> [DESCRIPTION OF THE TASK]
From the listing below, extract every line in which the word "phát" appears.

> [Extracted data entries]
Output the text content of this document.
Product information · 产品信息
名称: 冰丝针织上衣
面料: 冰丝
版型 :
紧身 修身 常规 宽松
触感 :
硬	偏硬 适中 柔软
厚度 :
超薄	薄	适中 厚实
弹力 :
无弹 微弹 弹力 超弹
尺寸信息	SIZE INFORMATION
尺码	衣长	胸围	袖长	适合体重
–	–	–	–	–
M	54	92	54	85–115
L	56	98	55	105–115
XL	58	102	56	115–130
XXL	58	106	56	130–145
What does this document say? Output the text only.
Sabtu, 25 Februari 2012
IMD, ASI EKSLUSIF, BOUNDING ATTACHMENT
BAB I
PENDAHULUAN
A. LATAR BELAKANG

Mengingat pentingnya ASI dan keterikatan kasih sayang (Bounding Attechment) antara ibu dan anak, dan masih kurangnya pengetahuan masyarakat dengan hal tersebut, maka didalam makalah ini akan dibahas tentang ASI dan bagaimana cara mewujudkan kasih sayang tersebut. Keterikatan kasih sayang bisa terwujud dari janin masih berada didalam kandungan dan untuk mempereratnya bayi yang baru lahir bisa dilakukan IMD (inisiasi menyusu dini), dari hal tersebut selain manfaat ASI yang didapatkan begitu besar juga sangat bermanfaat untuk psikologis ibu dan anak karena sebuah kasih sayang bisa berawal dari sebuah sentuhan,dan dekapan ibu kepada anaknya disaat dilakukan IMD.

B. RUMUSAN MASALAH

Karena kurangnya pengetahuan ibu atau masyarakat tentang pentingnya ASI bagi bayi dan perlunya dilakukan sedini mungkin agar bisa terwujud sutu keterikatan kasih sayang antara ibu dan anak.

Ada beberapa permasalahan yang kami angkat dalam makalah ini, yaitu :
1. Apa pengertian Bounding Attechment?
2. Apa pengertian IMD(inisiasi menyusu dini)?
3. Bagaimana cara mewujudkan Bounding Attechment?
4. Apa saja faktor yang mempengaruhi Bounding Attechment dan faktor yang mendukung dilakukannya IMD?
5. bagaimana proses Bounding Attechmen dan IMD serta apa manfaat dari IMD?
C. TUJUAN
--
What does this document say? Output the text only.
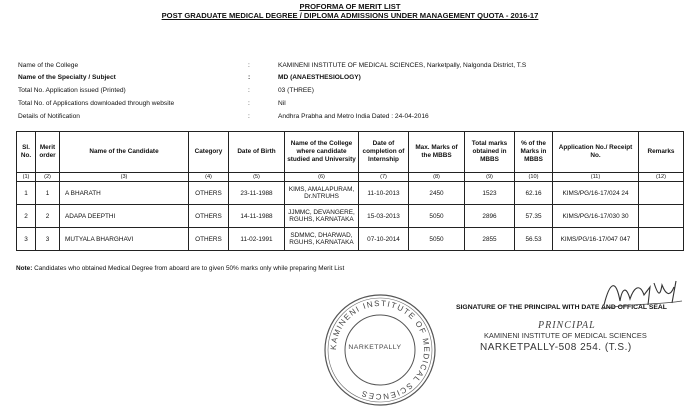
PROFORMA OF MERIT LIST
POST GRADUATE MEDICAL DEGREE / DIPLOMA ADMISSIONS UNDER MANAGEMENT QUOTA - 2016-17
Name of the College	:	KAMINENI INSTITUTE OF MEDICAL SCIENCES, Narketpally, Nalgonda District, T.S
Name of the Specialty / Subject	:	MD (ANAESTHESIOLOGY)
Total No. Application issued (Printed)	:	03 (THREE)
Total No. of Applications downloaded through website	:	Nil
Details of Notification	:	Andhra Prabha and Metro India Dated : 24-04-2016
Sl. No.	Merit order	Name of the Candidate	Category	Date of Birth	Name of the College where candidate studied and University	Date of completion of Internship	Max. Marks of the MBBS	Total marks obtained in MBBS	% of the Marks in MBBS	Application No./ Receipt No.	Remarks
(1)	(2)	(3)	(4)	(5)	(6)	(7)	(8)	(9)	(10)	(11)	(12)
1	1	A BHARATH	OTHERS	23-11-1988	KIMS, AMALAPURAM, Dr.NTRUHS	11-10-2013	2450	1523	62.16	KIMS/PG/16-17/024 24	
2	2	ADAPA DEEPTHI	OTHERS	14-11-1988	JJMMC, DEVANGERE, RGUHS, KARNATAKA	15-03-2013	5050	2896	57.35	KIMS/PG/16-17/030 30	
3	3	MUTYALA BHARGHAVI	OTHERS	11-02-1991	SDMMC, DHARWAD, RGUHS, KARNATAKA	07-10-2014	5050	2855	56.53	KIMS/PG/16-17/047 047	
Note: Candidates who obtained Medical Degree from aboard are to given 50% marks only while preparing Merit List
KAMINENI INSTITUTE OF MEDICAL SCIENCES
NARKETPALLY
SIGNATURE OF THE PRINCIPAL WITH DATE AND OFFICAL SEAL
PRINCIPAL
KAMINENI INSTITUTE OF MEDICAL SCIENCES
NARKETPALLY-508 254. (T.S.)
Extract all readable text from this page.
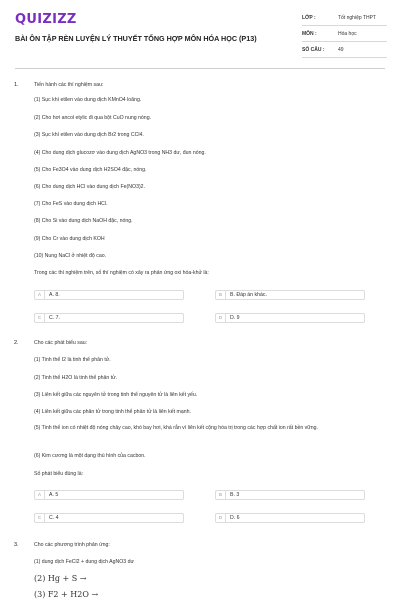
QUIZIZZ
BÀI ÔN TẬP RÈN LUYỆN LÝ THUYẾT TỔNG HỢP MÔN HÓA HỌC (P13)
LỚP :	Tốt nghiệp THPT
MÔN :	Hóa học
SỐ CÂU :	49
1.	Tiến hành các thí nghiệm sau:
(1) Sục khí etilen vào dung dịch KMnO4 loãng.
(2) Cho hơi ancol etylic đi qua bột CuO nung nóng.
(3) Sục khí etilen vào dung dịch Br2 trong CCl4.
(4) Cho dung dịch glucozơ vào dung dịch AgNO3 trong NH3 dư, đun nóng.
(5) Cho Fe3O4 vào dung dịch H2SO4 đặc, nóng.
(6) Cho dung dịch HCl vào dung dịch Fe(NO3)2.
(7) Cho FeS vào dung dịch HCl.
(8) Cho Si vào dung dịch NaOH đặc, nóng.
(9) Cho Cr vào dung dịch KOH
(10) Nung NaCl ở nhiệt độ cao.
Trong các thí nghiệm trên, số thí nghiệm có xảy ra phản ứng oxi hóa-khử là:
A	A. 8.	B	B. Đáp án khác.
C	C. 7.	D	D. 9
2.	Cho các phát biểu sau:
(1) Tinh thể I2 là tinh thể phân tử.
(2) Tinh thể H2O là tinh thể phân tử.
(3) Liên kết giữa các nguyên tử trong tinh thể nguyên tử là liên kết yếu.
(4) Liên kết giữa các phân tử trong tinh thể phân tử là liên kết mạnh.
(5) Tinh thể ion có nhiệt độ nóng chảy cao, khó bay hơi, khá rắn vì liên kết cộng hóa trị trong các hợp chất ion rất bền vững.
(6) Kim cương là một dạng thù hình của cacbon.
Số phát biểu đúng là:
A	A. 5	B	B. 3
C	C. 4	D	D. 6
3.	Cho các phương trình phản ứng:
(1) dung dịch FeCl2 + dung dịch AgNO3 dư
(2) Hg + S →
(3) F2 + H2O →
---
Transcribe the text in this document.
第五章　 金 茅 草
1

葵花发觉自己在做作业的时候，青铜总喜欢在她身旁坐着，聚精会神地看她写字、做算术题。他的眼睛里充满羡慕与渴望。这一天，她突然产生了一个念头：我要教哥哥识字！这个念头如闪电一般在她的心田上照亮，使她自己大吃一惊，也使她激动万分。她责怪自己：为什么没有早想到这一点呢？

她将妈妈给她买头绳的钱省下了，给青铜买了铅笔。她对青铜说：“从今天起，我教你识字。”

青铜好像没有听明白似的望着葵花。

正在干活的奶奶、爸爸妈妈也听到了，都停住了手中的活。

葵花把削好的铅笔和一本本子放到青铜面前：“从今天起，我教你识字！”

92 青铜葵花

> [EXERCISE ANSWER]
2.	Cho các phát biểu sau:
Số phát biểu đúng là:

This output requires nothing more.